START Excerpt to read

I used the buds for some moderate gaming, too, and didn't personally experience any latency issues. The Phiaton buds aren't tailored for gaming — they don't come with a dongle, even, so Bluetooth is your only option — but they did well enough that I'd happily use them for gaming again. 

Many leading sound products geared for gaming still operate on the 5.2 version of Bluetooth, so there's not a chasm of performance discrepancy between these earbuds for less than $50 and $150+ options — except for where bigger brands implement proprietary technology for making wireless audio connections in gaming faster and more reliable. But even the G Fits, in which Logitech uses proprietary connection tech, didn't dazzle me with a quicker or more stable audio connection. If you're a serious gamer, you probably want to stick to wired audio peripherals anyways, but casual players or beginners could get a ton of valuable use out of the BonoBuds.

Stellar ambient noise and noise canceling performance

If ambient mode is something that you use often in earbuds, you would be very satisfied with how well the Bonobuds perform. Television, voices, cars going by... when I wanted to be in tune with the environmental noises around me, it was easy to do so — except for when you tip the volume up over the 75%-ish mark of the earbuds' capability.

END Excerpt to read
START Provided records

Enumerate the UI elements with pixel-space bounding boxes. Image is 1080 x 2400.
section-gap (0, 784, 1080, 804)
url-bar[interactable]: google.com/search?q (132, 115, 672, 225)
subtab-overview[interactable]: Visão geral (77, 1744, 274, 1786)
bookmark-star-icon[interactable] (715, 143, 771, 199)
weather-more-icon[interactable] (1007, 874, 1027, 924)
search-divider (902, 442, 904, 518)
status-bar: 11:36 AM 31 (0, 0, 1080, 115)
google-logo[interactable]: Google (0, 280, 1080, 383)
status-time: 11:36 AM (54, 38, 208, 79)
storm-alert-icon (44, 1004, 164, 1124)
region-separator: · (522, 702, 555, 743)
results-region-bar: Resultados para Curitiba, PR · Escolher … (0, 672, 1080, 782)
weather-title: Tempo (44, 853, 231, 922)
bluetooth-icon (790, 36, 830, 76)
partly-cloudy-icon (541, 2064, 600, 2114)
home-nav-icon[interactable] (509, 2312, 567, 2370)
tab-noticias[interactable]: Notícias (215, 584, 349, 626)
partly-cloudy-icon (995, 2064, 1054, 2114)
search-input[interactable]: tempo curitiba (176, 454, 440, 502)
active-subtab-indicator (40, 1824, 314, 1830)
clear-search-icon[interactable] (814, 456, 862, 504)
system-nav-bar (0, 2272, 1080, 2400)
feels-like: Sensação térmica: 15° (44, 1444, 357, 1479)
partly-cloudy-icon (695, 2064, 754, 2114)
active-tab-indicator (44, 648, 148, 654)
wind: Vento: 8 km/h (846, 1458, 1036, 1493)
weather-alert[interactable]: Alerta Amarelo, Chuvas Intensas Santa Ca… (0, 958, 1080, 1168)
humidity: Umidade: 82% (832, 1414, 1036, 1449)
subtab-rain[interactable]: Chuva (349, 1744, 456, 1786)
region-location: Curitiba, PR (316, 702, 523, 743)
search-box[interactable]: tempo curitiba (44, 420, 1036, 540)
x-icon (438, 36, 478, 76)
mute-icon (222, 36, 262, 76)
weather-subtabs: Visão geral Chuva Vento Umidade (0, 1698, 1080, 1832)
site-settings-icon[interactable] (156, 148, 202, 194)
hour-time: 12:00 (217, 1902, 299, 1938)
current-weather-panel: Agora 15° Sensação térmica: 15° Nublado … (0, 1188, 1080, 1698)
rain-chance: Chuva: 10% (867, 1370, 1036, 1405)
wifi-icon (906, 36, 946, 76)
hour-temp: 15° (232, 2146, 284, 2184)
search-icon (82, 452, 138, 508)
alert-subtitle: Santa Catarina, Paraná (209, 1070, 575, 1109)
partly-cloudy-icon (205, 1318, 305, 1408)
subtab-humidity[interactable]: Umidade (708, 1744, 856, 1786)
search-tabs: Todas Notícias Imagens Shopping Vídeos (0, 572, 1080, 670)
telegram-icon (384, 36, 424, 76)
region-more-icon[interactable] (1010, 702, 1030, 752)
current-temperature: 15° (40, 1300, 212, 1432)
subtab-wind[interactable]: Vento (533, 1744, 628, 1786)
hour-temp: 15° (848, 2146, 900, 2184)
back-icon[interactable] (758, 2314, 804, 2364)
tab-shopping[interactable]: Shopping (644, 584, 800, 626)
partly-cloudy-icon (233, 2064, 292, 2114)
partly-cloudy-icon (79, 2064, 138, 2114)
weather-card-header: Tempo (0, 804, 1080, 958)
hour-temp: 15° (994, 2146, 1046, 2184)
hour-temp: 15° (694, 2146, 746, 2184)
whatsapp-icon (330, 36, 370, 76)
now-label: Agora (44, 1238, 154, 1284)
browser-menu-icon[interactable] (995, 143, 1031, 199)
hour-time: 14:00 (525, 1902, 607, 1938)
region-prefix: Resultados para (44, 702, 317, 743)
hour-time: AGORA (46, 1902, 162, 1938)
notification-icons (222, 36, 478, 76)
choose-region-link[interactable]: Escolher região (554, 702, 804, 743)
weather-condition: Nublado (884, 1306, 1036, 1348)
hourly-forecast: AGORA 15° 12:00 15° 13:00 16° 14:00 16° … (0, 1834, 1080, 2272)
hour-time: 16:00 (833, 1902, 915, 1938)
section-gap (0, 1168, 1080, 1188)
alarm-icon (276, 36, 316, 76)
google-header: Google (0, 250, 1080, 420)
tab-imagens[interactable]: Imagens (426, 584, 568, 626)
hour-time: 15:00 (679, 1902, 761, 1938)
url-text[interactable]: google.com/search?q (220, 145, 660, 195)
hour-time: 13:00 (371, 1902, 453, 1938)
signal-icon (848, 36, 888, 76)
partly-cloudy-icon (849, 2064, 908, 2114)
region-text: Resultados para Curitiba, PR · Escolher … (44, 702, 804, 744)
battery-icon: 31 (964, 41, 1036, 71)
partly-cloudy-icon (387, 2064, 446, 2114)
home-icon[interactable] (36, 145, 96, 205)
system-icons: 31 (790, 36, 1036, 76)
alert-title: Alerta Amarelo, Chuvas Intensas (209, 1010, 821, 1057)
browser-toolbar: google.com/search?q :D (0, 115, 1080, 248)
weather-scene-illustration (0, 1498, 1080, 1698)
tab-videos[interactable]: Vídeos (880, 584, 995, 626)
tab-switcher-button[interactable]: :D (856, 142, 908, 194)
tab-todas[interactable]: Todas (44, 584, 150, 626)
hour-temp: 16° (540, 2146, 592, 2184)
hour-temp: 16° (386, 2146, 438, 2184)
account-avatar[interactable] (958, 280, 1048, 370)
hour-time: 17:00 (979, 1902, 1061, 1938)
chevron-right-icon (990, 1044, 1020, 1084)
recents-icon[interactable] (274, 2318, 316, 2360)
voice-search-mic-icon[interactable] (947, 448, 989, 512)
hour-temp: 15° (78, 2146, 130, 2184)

END Provided records

### Aim of the exercise
Copy out the earbud review excerpt above in full, word for word, keeping its line breaks and heading.

### Exercise response
I used the buds for some moderate gaming, too, and didn't personally experience any latency issues. The Phiaton buds aren't tailored for gaming — they don't come with a dongle, even, so Bluetooth is your only option — but they did well enough that I'd happily use them for gaming again. 

Many leading sound products geared for gaming still operate on the 5.2 version of Bluetooth, so there's not a chasm of performance discrepancy between these earbuds for less than $50 and $150+ options — except for where bigger brands implement proprietary technology for making wireless audio connections in gaming faster and more reliable. But even the G Fits, in which Logitech uses proprietary connection tech, didn't dazzle me with a quicker or more stable audio connection. If you're a serious gamer, you probably want to stick to wired audio peripherals anyways, but casual players or beginners could get a ton of valuable use out of the BonoBuds.

Stellar ambient noise and noise canceling performance

If ambient mode is something that you use often in earbuds, you would be very satisfied with how well the Bonobuds perform. Television, voices, cars going by... when I wanted to be in tune with the environmental noises around me, it was easy to do so — except for when you tip the volume up over the 75%-ish mark of the earbuds' capability.